To do: Scan the records below for the word "background" and give only the number of lines that hold it.

Stored data entries:
-*-*-

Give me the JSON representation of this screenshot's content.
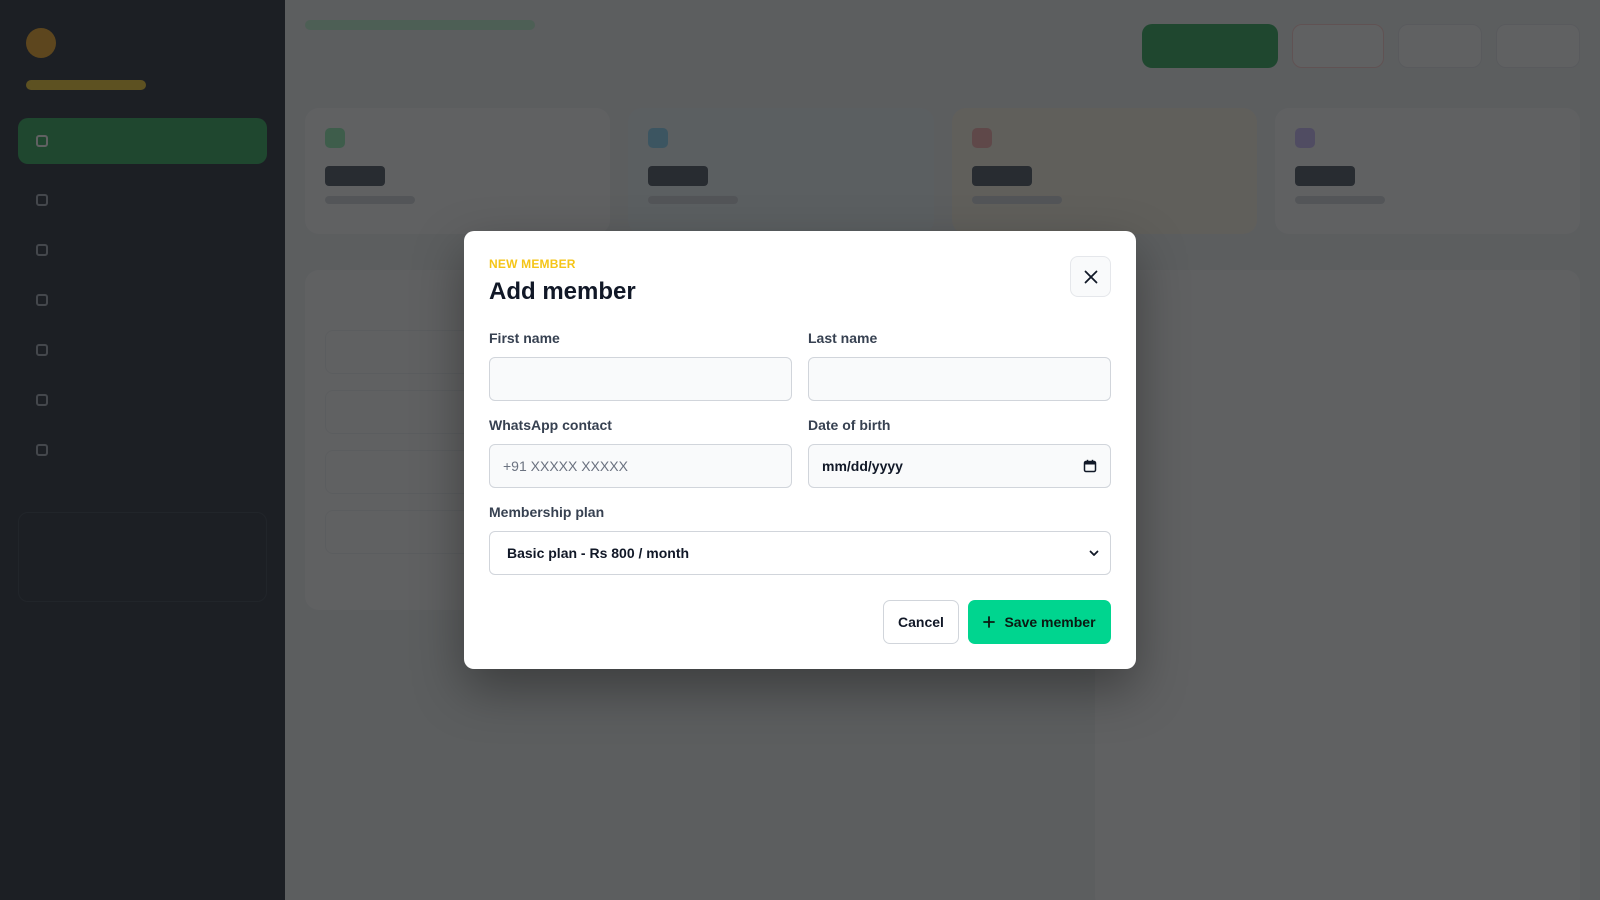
{
  "modal": {
    "eyebrow": "NEW MEMBER",
    "title": "Add member",
    "fields": {
      "first_name": {
        "label": "First name",
        "value": "",
        "placeholder": ""
      },
      "last_name": {
        "label": "Last name",
        "value": "",
        "placeholder": ""
      },
      "whatsapp": {
        "label": "WhatsApp contact",
        "value": "",
        "placeholder": "+91 XXXXX XXXXX"
      },
      "dob": {
        "label": "Date of birth",
        "value": "mm/dd/yyyy"
      },
      "plan": {
        "label": "Membership plan",
        "selected": "Basic plan - Rs 800 / month"
      }
    },
    "cancel_label": "Cancel",
    "save_label": "Save member"
  },
  "colors": {
    "accent": "#00d58f",
    "eyebrow": "#f5c518",
    "sidebar": "#0b1220",
    "overlay": "rgba(35,36,38,0.72)"
  },
  "icons": {
    "close": "close-icon",
    "calendar": "calendar-icon",
    "select": "chevron-down-icon",
    "save": "plus-icon"
  }
}
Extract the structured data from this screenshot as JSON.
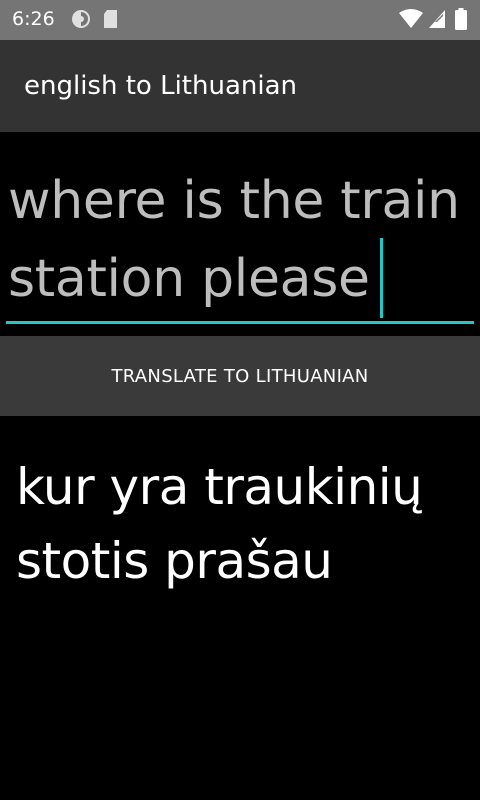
{
  "status_bar": {
    "time": "6:26",
    "icons_left": [
      "sync-icon",
      "sim-card-icon"
    ],
    "icons_right": [
      "wifi-icon",
      "cell-signal-icon",
      "battery-icon"
    ]
  },
  "app_bar": {
    "title": "english to Lithuanian"
  },
  "input": {
    "value": "where is the train station please"
  },
  "translate_button": {
    "label": "TRANSLATE TO LITHUANIAN"
  },
  "output": {
    "text": "kur yra traukinių stotis prašau"
  },
  "colors": {
    "status_bar": "#757575",
    "app_bar": "#333333",
    "accent": "#26c6c6",
    "button": "#3a3a3a",
    "background": "#000000"
  }
}
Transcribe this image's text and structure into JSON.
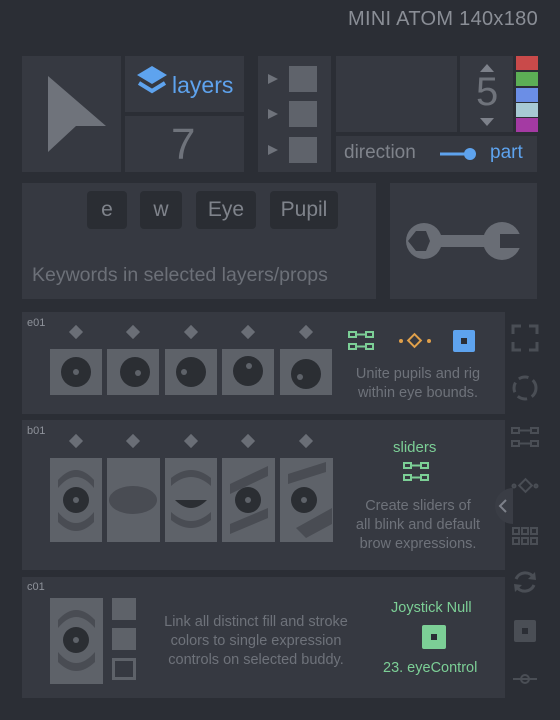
{
  "app_title": "MINI ATOM 140x180",
  "layers": {
    "label": "layers",
    "count": "7"
  },
  "stepper": {
    "value": "5"
  },
  "direction": {
    "label": "direction",
    "value_label": "part"
  },
  "swatch_colors": [
    "#c94a4a",
    "#5cae55",
    "#6b8ee6",
    "#a7c9d4",
    "#a43aa3"
  ],
  "keywords": {
    "items": [
      "e",
      "w",
      "Eye",
      "Pupil"
    ],
    "hint": "Keywords in selected layers/props"
  },
  "rows": {
    "e01": {
      "id": "e01",
      "desc_line1": "Unite pupils and rig",
      "desc_line2": "within eye bounds."
    },
    "b01": {
      "id": "b01",
      "action": "sliders",
      "desc_line1": "Create sliders of",
      "desc_line2": "all blink and default",
      "desc_line3": "brow expressions."
    },
    "c01": {
      "id": "c01",
      "desc_line1": "Link all distinct fill and stroke",
      "desc_line2": "colors to single expression",
      "desc_line3": "controls on selected buddy.",
      "null_label": "Joystick Null",
      "control_label": "23. eyeControl"
    }
  },
  "colors": {
    "accent_blue": "#5ea3ee",
    "accent_green": "#7ccf96",
    "panel": "#363941",
    "background": "#2b2e35"
  }
}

-*-*-

The solution: 2